* TASK GOAL *
Locate each line with the string "encoding" in the listing below and copy it.

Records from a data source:
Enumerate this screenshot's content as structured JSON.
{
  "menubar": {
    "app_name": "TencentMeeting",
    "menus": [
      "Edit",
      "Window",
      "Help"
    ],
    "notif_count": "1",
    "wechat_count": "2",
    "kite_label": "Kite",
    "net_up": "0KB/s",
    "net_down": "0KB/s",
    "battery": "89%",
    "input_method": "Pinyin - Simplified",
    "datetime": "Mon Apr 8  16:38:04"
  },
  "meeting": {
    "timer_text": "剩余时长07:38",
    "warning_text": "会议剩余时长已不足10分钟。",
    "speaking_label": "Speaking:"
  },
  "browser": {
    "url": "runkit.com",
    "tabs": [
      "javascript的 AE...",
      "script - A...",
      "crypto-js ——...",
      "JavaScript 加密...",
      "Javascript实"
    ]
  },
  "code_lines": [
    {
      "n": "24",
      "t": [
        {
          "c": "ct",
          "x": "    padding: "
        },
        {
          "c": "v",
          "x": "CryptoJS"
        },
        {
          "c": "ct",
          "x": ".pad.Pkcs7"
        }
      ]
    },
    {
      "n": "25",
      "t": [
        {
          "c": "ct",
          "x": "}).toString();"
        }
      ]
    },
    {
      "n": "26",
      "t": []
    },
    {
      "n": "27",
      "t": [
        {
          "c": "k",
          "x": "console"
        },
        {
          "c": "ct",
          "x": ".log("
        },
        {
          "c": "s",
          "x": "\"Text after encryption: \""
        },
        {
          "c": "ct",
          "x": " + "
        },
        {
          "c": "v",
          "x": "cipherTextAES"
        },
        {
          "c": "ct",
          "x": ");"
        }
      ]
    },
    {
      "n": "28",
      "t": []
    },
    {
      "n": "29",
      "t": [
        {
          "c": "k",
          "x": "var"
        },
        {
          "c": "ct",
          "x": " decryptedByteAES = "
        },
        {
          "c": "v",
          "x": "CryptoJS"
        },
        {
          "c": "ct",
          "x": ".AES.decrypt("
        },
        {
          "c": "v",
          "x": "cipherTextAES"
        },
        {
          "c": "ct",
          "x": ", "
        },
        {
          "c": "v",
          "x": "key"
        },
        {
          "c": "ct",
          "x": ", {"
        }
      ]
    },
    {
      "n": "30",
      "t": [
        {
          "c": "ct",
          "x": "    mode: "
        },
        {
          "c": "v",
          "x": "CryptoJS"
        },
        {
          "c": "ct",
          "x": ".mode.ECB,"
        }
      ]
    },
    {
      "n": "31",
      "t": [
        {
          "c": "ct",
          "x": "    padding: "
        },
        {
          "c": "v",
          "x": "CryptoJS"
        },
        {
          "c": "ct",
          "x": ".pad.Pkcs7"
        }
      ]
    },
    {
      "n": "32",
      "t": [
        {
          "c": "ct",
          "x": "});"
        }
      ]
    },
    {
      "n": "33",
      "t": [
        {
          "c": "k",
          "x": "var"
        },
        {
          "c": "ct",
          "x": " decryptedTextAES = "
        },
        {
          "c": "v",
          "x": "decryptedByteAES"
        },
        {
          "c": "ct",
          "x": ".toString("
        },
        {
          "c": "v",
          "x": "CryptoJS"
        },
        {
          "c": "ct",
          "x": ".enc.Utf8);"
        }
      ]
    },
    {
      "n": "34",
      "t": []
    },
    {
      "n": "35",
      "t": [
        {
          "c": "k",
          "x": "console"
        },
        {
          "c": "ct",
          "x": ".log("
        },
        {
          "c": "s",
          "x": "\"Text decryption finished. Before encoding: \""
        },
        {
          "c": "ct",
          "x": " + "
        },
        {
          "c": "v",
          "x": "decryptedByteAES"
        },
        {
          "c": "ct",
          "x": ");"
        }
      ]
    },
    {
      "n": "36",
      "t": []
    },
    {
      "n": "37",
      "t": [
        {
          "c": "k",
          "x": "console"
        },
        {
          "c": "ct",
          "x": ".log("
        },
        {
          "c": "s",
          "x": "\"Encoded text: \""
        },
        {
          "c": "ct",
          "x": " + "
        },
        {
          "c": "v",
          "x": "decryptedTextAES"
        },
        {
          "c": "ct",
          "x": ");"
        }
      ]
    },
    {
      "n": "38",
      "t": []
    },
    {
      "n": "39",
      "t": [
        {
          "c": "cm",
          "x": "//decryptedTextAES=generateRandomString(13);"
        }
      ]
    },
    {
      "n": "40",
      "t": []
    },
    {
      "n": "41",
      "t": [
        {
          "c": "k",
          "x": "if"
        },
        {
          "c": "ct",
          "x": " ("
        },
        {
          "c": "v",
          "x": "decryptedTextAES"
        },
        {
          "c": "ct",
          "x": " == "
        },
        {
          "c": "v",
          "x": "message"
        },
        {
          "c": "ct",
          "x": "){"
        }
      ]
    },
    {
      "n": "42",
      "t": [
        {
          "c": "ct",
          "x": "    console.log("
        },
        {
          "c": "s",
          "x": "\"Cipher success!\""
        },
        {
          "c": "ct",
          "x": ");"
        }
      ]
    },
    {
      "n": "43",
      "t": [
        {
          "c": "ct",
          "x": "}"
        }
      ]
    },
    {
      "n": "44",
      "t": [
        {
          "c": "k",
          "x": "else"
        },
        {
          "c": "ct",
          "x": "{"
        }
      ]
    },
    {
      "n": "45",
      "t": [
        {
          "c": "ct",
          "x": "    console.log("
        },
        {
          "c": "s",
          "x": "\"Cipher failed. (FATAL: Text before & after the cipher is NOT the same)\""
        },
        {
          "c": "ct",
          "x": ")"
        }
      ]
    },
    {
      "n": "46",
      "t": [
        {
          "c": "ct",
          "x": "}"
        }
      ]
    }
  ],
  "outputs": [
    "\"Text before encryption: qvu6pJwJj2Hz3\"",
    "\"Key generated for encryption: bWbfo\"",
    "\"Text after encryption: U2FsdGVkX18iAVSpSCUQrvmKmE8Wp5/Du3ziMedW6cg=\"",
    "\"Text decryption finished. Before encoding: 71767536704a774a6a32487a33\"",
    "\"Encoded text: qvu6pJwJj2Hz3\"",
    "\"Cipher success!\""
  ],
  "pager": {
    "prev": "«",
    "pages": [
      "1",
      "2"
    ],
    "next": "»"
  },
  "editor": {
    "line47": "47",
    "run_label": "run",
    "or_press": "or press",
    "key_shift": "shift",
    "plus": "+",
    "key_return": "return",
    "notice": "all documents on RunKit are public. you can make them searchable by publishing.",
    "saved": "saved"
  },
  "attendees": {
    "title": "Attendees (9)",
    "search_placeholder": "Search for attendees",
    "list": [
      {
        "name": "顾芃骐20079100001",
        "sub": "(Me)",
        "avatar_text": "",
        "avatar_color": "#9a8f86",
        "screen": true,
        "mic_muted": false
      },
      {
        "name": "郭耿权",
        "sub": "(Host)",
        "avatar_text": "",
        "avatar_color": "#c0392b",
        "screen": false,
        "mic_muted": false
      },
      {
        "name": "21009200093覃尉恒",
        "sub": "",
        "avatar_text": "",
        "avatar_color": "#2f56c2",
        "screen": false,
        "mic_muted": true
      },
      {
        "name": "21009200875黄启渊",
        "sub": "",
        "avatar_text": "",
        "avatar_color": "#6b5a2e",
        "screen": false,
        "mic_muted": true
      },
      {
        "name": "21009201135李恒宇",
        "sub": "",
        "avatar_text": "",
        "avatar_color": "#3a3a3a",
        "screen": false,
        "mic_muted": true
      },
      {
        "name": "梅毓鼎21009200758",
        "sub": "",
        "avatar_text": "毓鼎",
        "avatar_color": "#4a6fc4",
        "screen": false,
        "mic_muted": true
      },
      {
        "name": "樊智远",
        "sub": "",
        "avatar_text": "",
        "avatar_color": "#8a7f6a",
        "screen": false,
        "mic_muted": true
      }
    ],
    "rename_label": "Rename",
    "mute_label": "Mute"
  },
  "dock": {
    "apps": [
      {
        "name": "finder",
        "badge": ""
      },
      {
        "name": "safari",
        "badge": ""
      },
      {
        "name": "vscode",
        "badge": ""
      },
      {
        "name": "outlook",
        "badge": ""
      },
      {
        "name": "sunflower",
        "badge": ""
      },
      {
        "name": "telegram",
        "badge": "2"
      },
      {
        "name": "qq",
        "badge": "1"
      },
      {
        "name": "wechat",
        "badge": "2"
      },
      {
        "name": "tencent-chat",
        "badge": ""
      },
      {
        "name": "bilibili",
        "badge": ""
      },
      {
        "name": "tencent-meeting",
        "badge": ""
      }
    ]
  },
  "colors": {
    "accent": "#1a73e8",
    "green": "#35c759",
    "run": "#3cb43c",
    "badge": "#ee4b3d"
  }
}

* EXERCISE RESULT *
          "x": "\"Text decryption finished. Before encoding: \""
    "\"Text decryption finished. Before encoding: 71767536704a774a6a32487a33\"",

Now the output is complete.